-- To be done --
Return all the data below as it stands, minus the pictures.

-- Rows --
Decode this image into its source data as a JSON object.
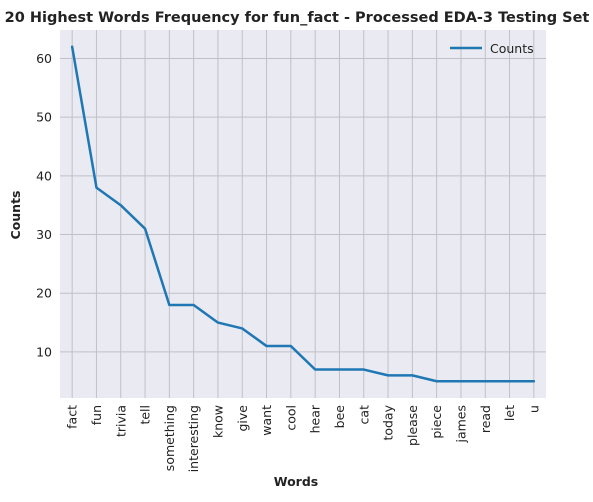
{
  "chart_data": {
    "type": "line",
    "title": "20 Highest Words Frequency for fun_fact - Processed EDA-3 Testing Set",
    "xlabel": "Words",
    "ylabel": "Counts",
    "categories": [
      "fact",
      "fun",
      "trivia",
      "tell",
      "something",
      "interesting",
      "know",
      "give",
      "want",
      "cool",
      "hear",
      "bee",
      "cat",
      "today",
      "please",
      "piece",
      "james",
      "read",
      "let",
      "u"
    ],
    "series": [
      {
        "name": "Counts",
        "values": [
          62,
          38,
          35,
          31,
          18,
          18,
          15,
          14,
          11,
          11,
          7,
          7,
          7,
          6,
          6,
          5,
          5,
          5,
          5,
          5
        ],
        "color": "#1f77b4"
      }
    ],
    "ylim": [
      2.15,
      64.85
    ],
    "yticks": [
      10,
      20,
      30,
      40,
      50,
      60
    ],
    "grid": true,
    "legend_position": "top-right",
    "background_color": "#eaeaf2",
    "grid_color": "#c0c0c6"
  }
}
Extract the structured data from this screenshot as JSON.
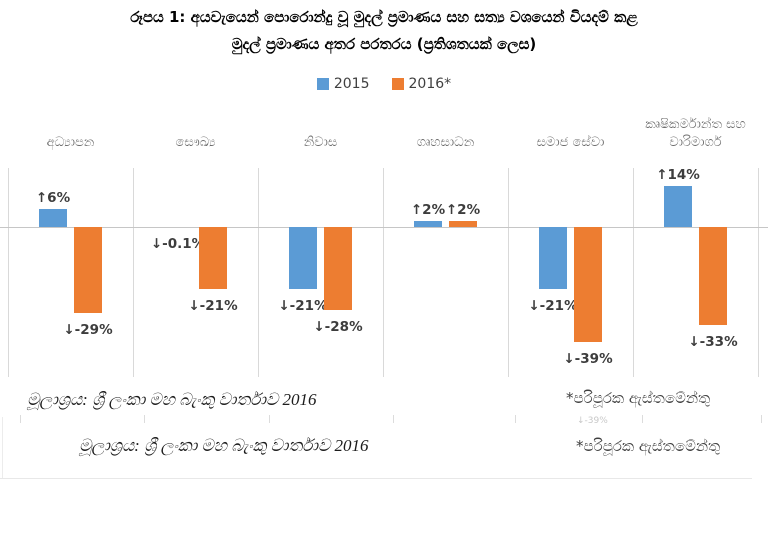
{
  "title": {
    "line1": "රූපය 1: අයවැයෙන් පොරොන්දු වූ මුදල් ප්‍රමාණය සහ සත්‍ය වශයෙන් වියදම් කළ",
    "line2": "මුදල් ප්‍රමාණය අතර පරතරය (ප්‍රතිශතයක් ලෙස)"
  },
  "chart_data": {
    "type": "bar",
    "title": "රූපය 1: අයවැයෙන් පොරොන්දු වූ මුදල් ප්‍රමාණය සහ සත්‍ය වශයෙන් වියදම් කළ මුදල් ප්‍රමාණය අතර පරතරය (ප්‍රතිශතයක් ලෙස)",
    "categories": [
      "අධ්‍යාපන",
      "සෞඛ්‍ය",
      "නිවාස",
      "ගෘහසාධන",
      "සමාජ සේවා",
      "කෘෂිකර්මාන්ත සහ වාරිමාර්ග"
    ],
    "series": [
      {
        "name": "2015",
        "color": "#5B9BD5",
        "values": [
          6,
          -0.1,
          -21,
          2,
          -21,
          14
        ],
        "labels": [
          "↑6%",
          "↓-0.1%",
          "↓-21%",
          "↑2%",
          "↓-21%",
          "↑14%"
        ]
      },
      {
        "name": "2016*",
        "color": "#ED7D31",
        "values": [
          -29,
          -21,
          -28,
          2,
          -39,
          -33
        ],
        "labels": [
          "↓-29%",
          "↓-21%",
          "↓-28%",
          "↑2%",
          "↓-39%",
          "↓-33%"
        ]
      }
    ],
    "ylabel": "",
    "xlabel": "",
    "ylim": [
      -50,
      20
    ],
    "grid": "vertical-category-separators",
    "legend_position": "top-center",
    "value_unit": "%"
  },
  "footnotes": {
    "row1": {
      "source": "මූලාශ්‍රය: ශ්‍රී ලංකා මහ බැංකු වාර්තාව 2016",
      "note": "*පරිපූරක ඇස්තමේන්තු"
    },
    "row2": {
      "source": "මූලාශ්‍රය: ශ්‍රී ලංකා මහ බැංකු වාර්තාව 2016",
      "note": "*පරිපූරක ඇස්තමේන්තු"
    },
    "artifact": "↓-39%"
  }
}
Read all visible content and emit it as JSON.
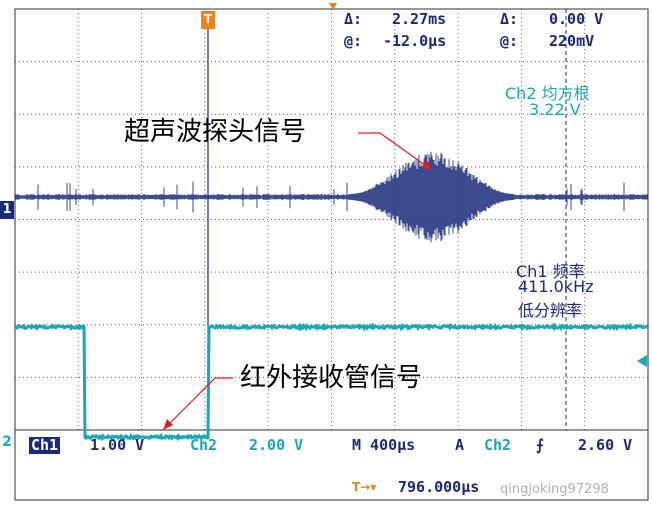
{
  "cursor_readout": {
    "delta_time_label": "Δ:",
    "delta_time": "2.27ms",
    "delta_volt_label": "Δ:",
    "delta_volt": "0.00 V",
    "at_time_label": "@:",
    "at_time": "-12.0µs",
    "at_volt_label": "@:",
    "at_volt": "220mV"
  },
  "measurements": {
    "ch2_title": "Ch2 均方根",
    "ch2_value": "3.22 V",
    "ch1_title": "Ch1 频率",
    "ch1_value": "411.0kHz",
    "ch1_note": "低分辨率"
  },
  "annotations": {
    "ultrasonic": "超声波探头信号",
    "infrared": "红外接收管信号"
  },
  "markers": {
    "trigger": "T",
    "ch1": "1",
    "ch2": "2"
  },
  "status_bar": {
    "ch1_label": "Ch1",
    "ch1_scale": "1.00 V",
    "ch2_label": "Ch2",
    "ch2_scale": "2.00 V",
    "timebase": "M 400µs",
    "trigger_mode": "A",
    "trigger_source": "Ch2",
    "trigger_slope": "⨍",
    "trigger_level": "2.60 V",
    "position_label": "T→▾",
    "position_value": "796.000µs"
  },
  "watermark": "qingjoking97298",
  "colors": {
    "ch1": "#1a2a7a",
    "ch2": "#1aa7b6",
    "trigger": "#f08020",
    "annotation_arrow": "#e02020"
  }
}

-- Written solution --
Decode this image into its source data as a JSON object.
{
  "chart_data": {
    "type": "line",
    "title": "20 Highest Words Frequency for fun_fact - Processed EDA-3 Testing Set",
    "xlabel": "Words",
    "ylabel": "Counts",
    "categories": [
      "fact",
      "fun",
      "trivia",
      "tell",
      "something",
      "interesting",
      "know",
      "give",
      "want",
      "cool",
      "hear",
      "bee",
      "cat",
      "today",
      "please",
      "piece",
      "james",
      "read",
      "let",
      "u"
    ],
    "series": [
      {
        "name": "Counts",
        "values": [
          62,
          38,
          35,
          31,
          18,
          18,
          15,
          14,
          11,
          11,
          7,
          7,
          7,
          6,
          6,
          5,
          5,
          5,
          5,
          5
        ],
        "color": "#1f77b4"
      }
    ],
    "ylim": [
      2.15,
      64.85
    ],
    "yticks": [
      10,
      20,
      30,
      40,
      50,
      60
    ],
    "grid": true,
    "legend_position": "top-right",
    "background_color": "#eaeaf2",
    "grid_color": "#c0c0c6"
  }
}
Extract the structured data from this screenshot as JSON.
{
  "title": {
    "line1": "රූපය 1: අයවැයෙන් පොරොන්දු වූ මුදල් ප්‍රමාණය සහ සත්‍ය වශයෙන් වියදම් කළ",
    "line2": "මුදල් ප්‍රමාණය අතර පරතරය (ප්‍රතිශතයක් ලෙස)"
  },
  "chart_data": {
    "type": "bar",
    "title": "රූපය 1: අයවැයෙන් පොරොන්දු වූ මුදල් ප්‍රමාණය සහ සත්‍ය වශයෙන් වියදම් කළ මුදල් ප්‍රමාණය අතර පරතරය (ප්‍රතිශතයක් ලෙස)",
    "categories": [
      "අධ්‍යාපන",
      "සෞඛ්‍ය",
      "නිවාස",
      "ගෘහසාධන",
      "සමාජ සේවා",
      "කෘෂිකර්මාන්ත සහ වාරිමාර්ග"
    ],
    "series": [
      {
        "name": "2015",
        "color": "#5B9BD5",
        "values": [
          6,
          -0.1,
          -21,
          2,
          -21,
          14
        ],
        "labels": [
          "↑6%",
          "↓-0.1%",
          "↓-21%",
          "↑2%",
          "↓-21%",
          "↑14%"
        ]
      },
      {
        "name": "2016*",
        "color": "#ED7D31",
        "values": [
          -29,
          -21,
          -28,
          2,
          -39,
          -33
        ],
        "labels": [
          "↓-29%",
          "↓-21%",
          "↓-28%",
          "↑2%",
          "↓-39%",
          "↓-33%"
        ]
      }
    ],
    "ylabel": "",
    "xlabel": "",
    "ylim": [
      -50,
      20
    ],
    "grid": "vertical-category-separators",
    "legend_position": "top-center",
    "value_unit": "%"
  },
  "footnotes": {
    "row1": {
      "source": "මූලාශ්‍රය: ශ්‍රී ලංකා මහ බැංකු වාර්තාව 2016",
      "note": "*පරිපූරක ඇස්තමේන්තු"
    },
    "row2": {
      "source": "මූලාශ්‍රය: ශ්‍රී ලංකා මහ බැංකු වාර්තාව 2016",
      "note": "*පරිපූරක ඇස්තමේන්තු"
    },
    "artifact": "↓-39%"
  }
}
Read all visible content and emit it as JSON.
{
  "cursor_readout": {
    "delta_time_label": "Δ:",
    "delta_time": "2.27ms",
    "delta_volt_label": "Δ:",
    "delta_volt": "0.00 V",
    "at_time_label": "@:",
    "at_time": "-12.0µs",
    "at_volt_label": "@:",
    "at_volt": "220mV"
  },
  "measurements": {
    "ch2_title": "Ch2 均方根",
    "ch2_value": "3.22 V",
    "ch1_title": "Ch1 频率",
    "ch1_value": "411.0kHz",
    "ch1_note": "低分辨率"
  },
  "annotations": {
    "ultrasonic": "超声波探头信号",
    "infrared": "红外接收管信号"
  },
  "markers": {
    "trigger": "T",
    "ch1": "1",
    "ch2": "2"
  },
  "status_bar": {
    "ch1_label": "Ch1",
    "ch1_scale": "1.00 V",
    "ch2_label": "Ch2",
    "ch2_scale": "2.00 V",
    "timebase": "M 400µs",
    "trigger_mode": "A",
    "trigger_source": "Ch2",
    "trigger_slope": "⨍",
    "trigger_level": "2.60 V",
    "position_label": "T→▾",
    "position_value": "796.000µs"
  },
  "watermark": "qingjoking97298",
  "colors": {
    "ch1": "#1a2a7a",
    "ch2": "#1aa7b6",
    "trigger": "#f08020",
    "annotation_arrow": "#e02020"
  }
}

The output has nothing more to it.